**TRECHO SELECIONADO:**
As delicias do jardim
As delicias do jardim
1. As delicias do jardim
1.2. Epicuro
Epicuro nasceu em Samos em 341 a.C. e foi o responsável pela criação de uma das grandes escolas helênicas que surge em Atenas (307 / 306 a.C.).
Podemos ter uma referência física do jardim, como um lugar escolhido por Epicuro, lugar esse que fosse propício para o desenvolvimento de seu pensamento, concebido na filosofia, como: “arte de viver”. Que tipo de pensamento intuía Epicuro? qual novidade trazia seu pensamento? Quais foram os modos para transmiti-los? O presente trabalho, abordará a sua física fundada nos átomos, como em Demócrito, como também sua moral e ética.
A filosofia materialista de Epicuro reduzia todo o conhecimento à existência sensível, revogando a metafísica e toda forma de transcendência. Um dos seus seguidores fiéis, em Roma foi Lucrécio, que em um de seus textos, revela tal pensamento de Epicuro.
Além disso, explicarei por que força inflete e governa a Natureza o curso do sol e o andamento da luz, para que não se acredite por acaso que eles prosseguem espontâneos e eternamente nos seus caminhos entre céu e terra, a fim de favorecer o crescimento de plantas e animais, nem se julgue que giram impelidos por qualquer vontade divina. (AQUINO; DENISE; OSCAR, apud Lucrécio, 1980, p. 264).
A sabedoria era a regra da existência, onde a razão era a iluminadora. Estavam no jardim aqueles amigos da sabedoria, era uma espécie de confraria laica, que unia a razão iluminada pela sabedoria e o amor a humanidade. Segundo B. Farrington:“[...] Na literatura epistolar endereçada às suas comunidades esparsas no oriente, Epicuro parece ser o precursor de São Paulo”. Se todo o bem específico de Epicuro provém do material e sua forma de vida é negar a dor e buscar o prazer, tal prazer, segundo a ética epicurista, seu fim é eliminar a dor, ou seja, são os prazeres naturais e necessários. No entanto, o amor a humanidade em Epicuro, provém apenas de forças humanas, todas as honras a esse remédio que salvará a humanidade, o amor, são para Epicuro, com o seu belo ato de acolher, ricos e pobres, homens e mulheres e até prostitutas que queiram viver tais ideais. Enquanto que nas cartas paulinas às comunidades gregas e romanas, Paulo anuncia corajosamente a fé, esperar naquilo que não se vê. Se para Epicuro, os olhos da alma são iluminados pela sabedoria, para Paulo é a confiança e a espera em Deus. No pensamento de Paulo, como apóstolo de Cristo, está depositado o tesouro do pensamento de Cristo, quando anuncia, “já não sou eu quem vivo, é Cristo que vive em mim” (Galatas 2, 20), sendo assim, não anuncia o amor que brota puramente da razão humana, mas sim o amor que brota do coração de Deus, ele é apenas um depositário deste amor.

**INSTRUÇÕES DA TAREFA:**
Responda às perguntas com base no trecho selecionado.
(a) Em que lugar e em que ano nasceu Epicuro?
(b) Quem foi, em Roma, um dos seguidores fiéis de Epicuro?
(c) Segundo B. Farrington, de quem Epicuro parece ser o precursor?
Os dados não têm nenhuma relação com o trecho selecionado.

**DADOS BRUTOS:**
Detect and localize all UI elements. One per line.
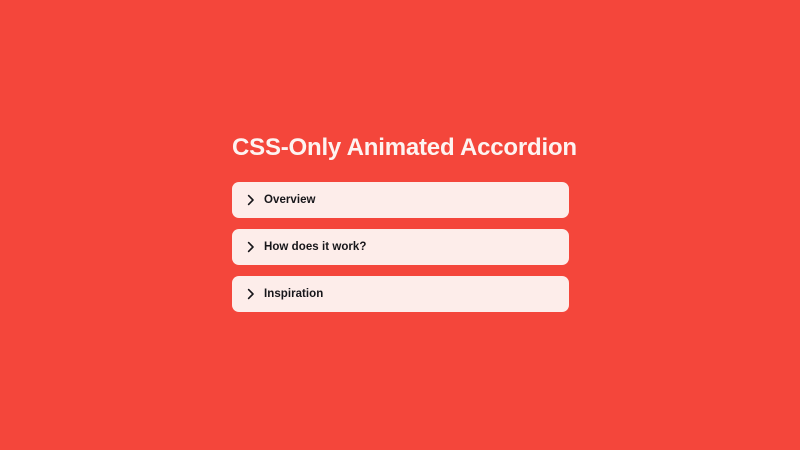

**RESPOSTA COMPLETA:**
(a) Epicuro nasceu em Samos, em 341 a.C.
(b) Lucrécio.
(c) De São Paulo.